[Begin RAW DATA]

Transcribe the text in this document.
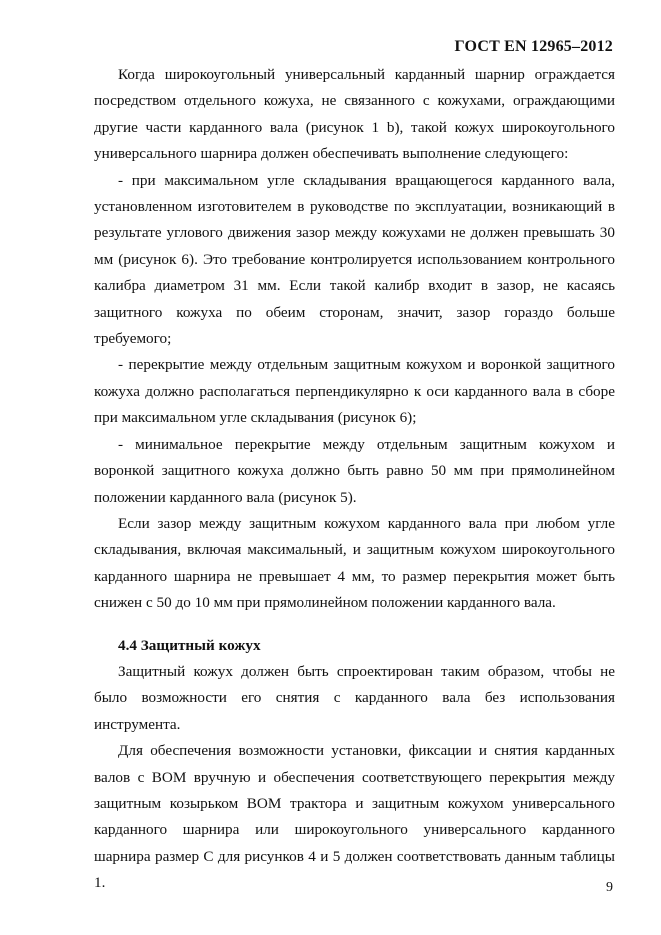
ГОСТ EN 12965–2012

Когда широкоугольный универсальный карданный шарнир ограждается посредством отдельного кожуха, не связанного с кожухами, ограждающими другие части карданного вала (рисунок 1 b), такой кожух широкоугольного универсального шарнира должен обеспечивать выполнение следующего:

- при максимальном угле складывания вращающегося карданного вала, установленном изготовителем в руководстве по эксплуатации, возникающий в результате углового движения зазор между кожухами не должен превышать 30 мм (рисунок 6). Это требование контролируется использованием контрольного калибра диаметром 31 мм. Если такой калибр входит в зазор, не касаясь защитного кожуха по обеим сторонам, значит, зазор гораздо больше требуемого;

- перекрытие между отдельным защитным кожухом и воронкой защитного кожуха должно располагаться перпендикулярно к оси карданного вала в сборе при максимальном угле складывания (рисунок 6);

- минимальное перекрытие между отдельным защитным кожухом и воронкой защитного кожуха должно быть равно 50 мм при прямолинейном положении карданного вала (рисунок 5).

Если зазор между защитным кожухом карданного вала при любом угле складывания, включая максимальный, и защитным кожухом широкоугольного карданного шарнира не превышает 4 мм, то размер перекрытия может быть снижен с 50 до 10 мм при прямолинейном положении карданного вала.

4.4 Защитный кожух

Защитный кожух должен быть спроектирован таким образом, чтобы не было возможности его снятия с карданного вала без использования инструмента.

Для обеспечения возможности установки, фиксации и снятия карданных валов с ВОМ вручную и обеспечения соответствующего перекрытия между защитным козырьком ВОМ трактора и защитным кожухом универсального карданного шарнира или широкоугольного универсального карданного шарнира размер С для рисунков 4 и 5 должен соответствовать данным таблицы 1.	9
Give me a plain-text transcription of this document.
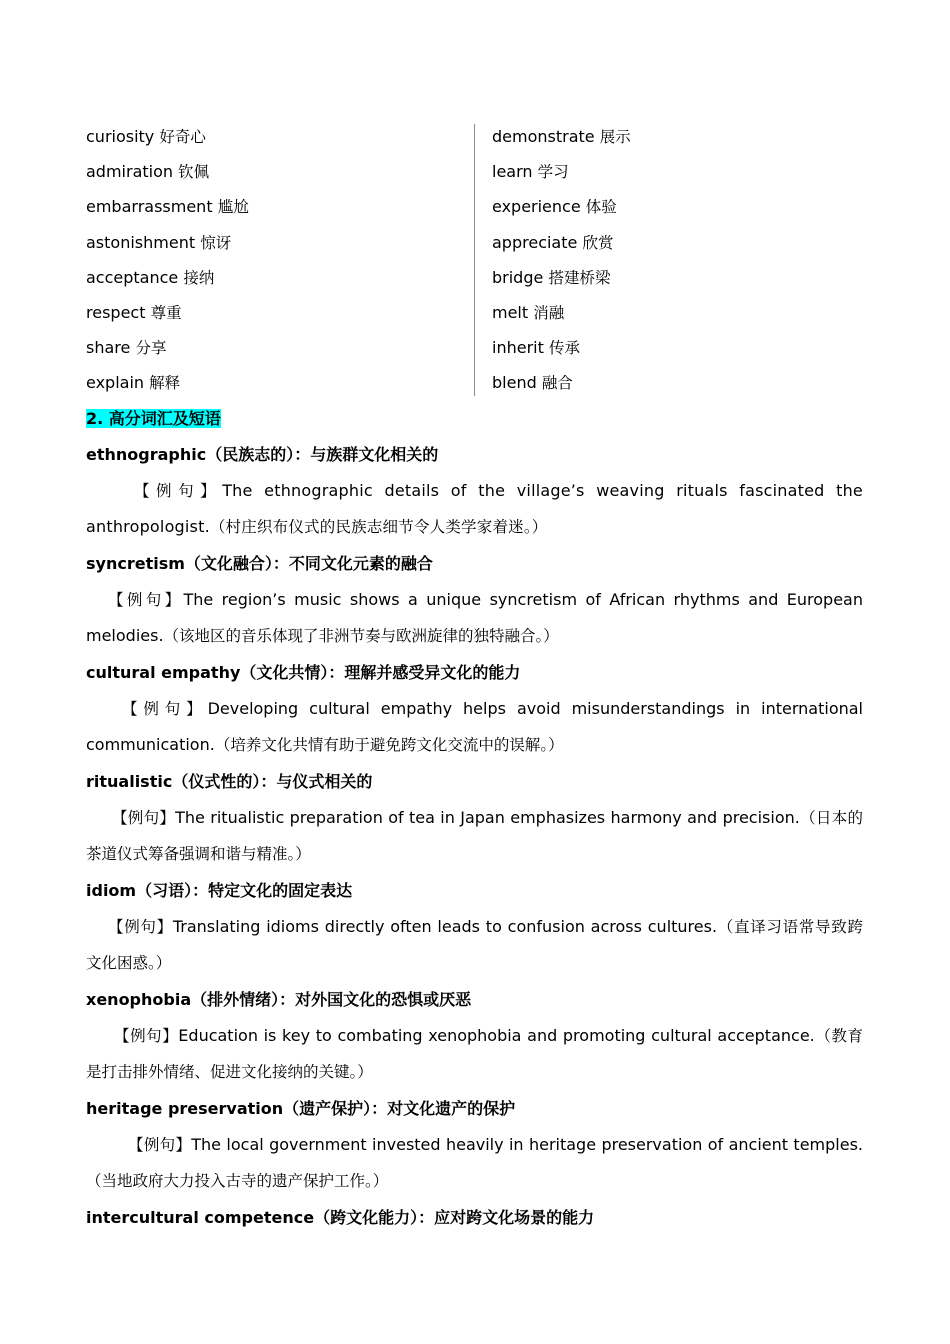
curiosity 好奇心
admiration 钦佩
embarrassment 尴尬
astonishment 惊讶
acceptance 接纳
respect 尊重
share 分享
explain 解释
demonstrate 展示
learn 学习
experience 体验
appreciate 欣赏
bridge 搭建桥梁
melt 消融
inherit 传承
blend 融合
2. 高分词汇及短语
ethnographic（民族志的）：与族群文化相关的
【例句】The ethnographic details of the village’s weaving rituals fascinated the anthropologist.（村庄织布仪式的民族志细节令人类学家着迷。）
syncretism（文化融合）：不同文化元素的融合
【例句】The region’s music shows a unique syncretism of African rhythms and European melodies.（该地区的音乐体现了非洲节奏与欧洲旋律的独特融合。）
cultural empathy（文化共情）：理解并感受异文化的能力
【例句】Developing cultural empathy helps avoid misunderstandings in international communication.（培养文化共情有助于避免跨文化交流中的误解。）
ritualistic（仪式性的）：与仪式相关的
【例句】The ritualistic preparation of tea in Japan emphasizes harmony and precision.（日本的茶道仪式筹备强调和谐与精准。）
idiom（习语）：特定文化的固定表达
【例句】Translating idioms directly often leads to confusion across cultures.（直译习语常导致跨文化困惑。）
xenophobia（排外情绪）：对外国文化的恐惧或厌恶
【例句】Education is key to combating xenophobia and promoting cultural acceptance.（教育是打击排外情绪、促进文化接纳的关键。）
heritage preservation（遗产保护）：对文化遗产的保护
【例句】The local government invested heavily in heritage preservation of ancient temples.（当地政府大力投入古寺的遗产保护工作。）
intercultural competence（跨文化能力）：应对跨文化场景的能力
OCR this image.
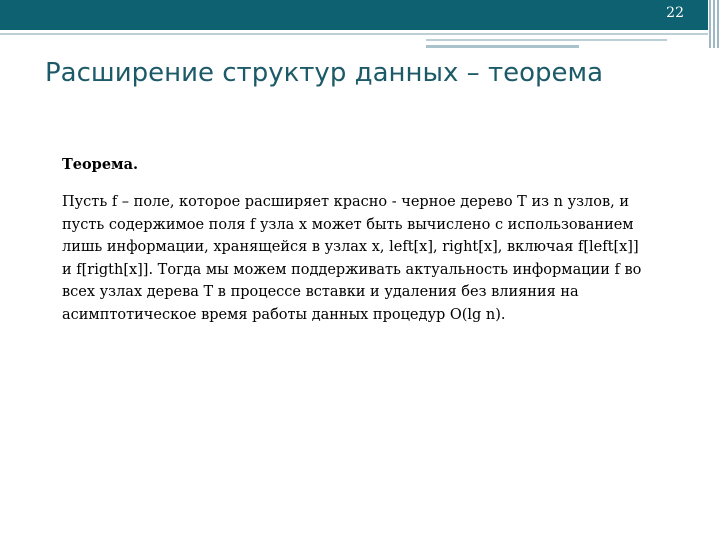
22
Расширение структур данных – теорема

Теорема.

Пусть f – поле, которое расширяет красно - черное дерево T из n узлов, и

пусть содержимое поля f узла x может быть вычислено с использованием

лишь информации, хранящейся в узлах x, left[x], right[x], включая f[left[x]]

и f[rigth[x]]. Тогда мы можем поддерживать актуальность информации f во

всех узлах дерева T в процессе вставки и удаления без влияния на

асимптотическое время работы данных процедур O(lg n).
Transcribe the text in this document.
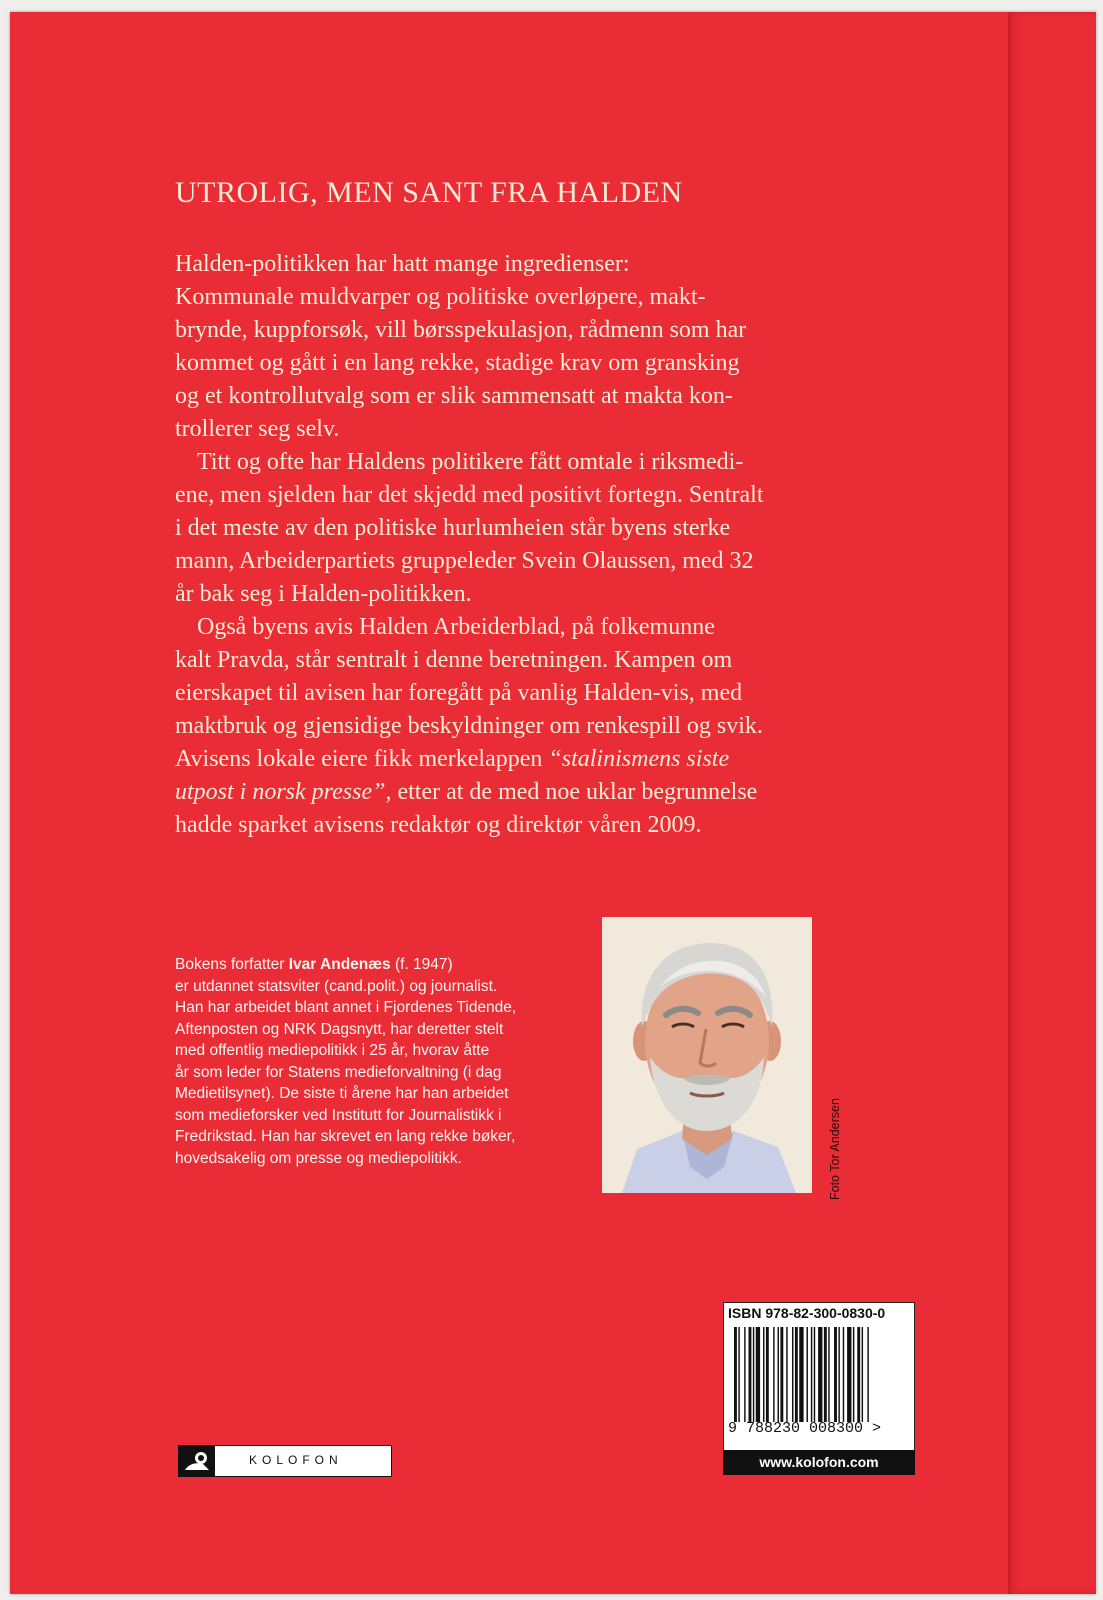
UTROLIG, MEN SANT FRA HALDEN
Halden-politikken har hatt mange ingredienser:
Kommunale muldvarper og politiske overløpere, makt-
brynde, kuppforsøk, vill børsspekulasjon, rådmenn som har
kommet og gått i en lang rekke, stadige krav om gransking
og et kontrollutvalg som er slik sammensatt at makta kon-
trollerer seg selv.
Titt og ofte har Haldens politikere fått omtale i riksmedi-
ene, men sjelden har det skjedd med positivt fortegn. Sentralt
i det meste av den politiske hurlumheien står byens sterke
mann, Arbeiderpartiets gruppeleder Svein Olaussen, med 32
år bak seg i Halden-politikken.
Også byens avis Halden Arbeiderblad, på folkemunne
kalt Pravda, står sentralt i denne beretningen. Kampen om
eierskapet til avisen har foregått på vanlig Halden-vis, med
maktbruk og gjensidige beskyldninger om renkespill og svik.
Avisens lokale eiere fikk merkelappen “stalinismens siste
utpost i norsk presse”, etter at de med noe uklar begrunnelse
hadde sparket avisens redaktør og direktør våren 2009.
Bokens forfatter Ivar Andenæs (f. 1947)
er utdannet statsviter (cand.polit.) og journalist.
Han har arbeidet blant annet i Fjordenes Tidende,
Aftenposten og NRK Dagsnytt, har deretter stelt
med offentlig mediepolitikk i 25 år, hvorav åtte
år som leder for Statens medieforvaltning (i dag
Medietilsynet). De siste ti årene har han arbeidet
som medieforsker ved Institutt for Journalistikk i
Fredrikstad. Han har skrevet en lang rekke bøker,
hovedsakelig om presse og mediepolitikk.	Foto Tor Andersen
ISBN 978-82-300-0830-0
9 788230 008300 >
www.kolofon.com
KOLOFON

[End RAW DATA]

▸ **WHAT TO PRODUCE**: Go through the records above, find every line with the word "использованием", and list those lines.

▸ **TASK ANSWER**:
- при максимальном угле складывания вращающегося карданного вала, установленном изготовителем в руководстве по эксплуатации, возникающий в результате углового движения зазор между кожухами не должен превышать 30 мм (рисунок 6). Это требование контролируется использованием контрольного калибра диаметром 31 мм. Если такой калибр входит в зазор, не касаясь защитного кожуха по обеим сторонам, значит, зазор гораздо больше требуемого;
пусть содержимое поля f узла x может быть вычислено с использованием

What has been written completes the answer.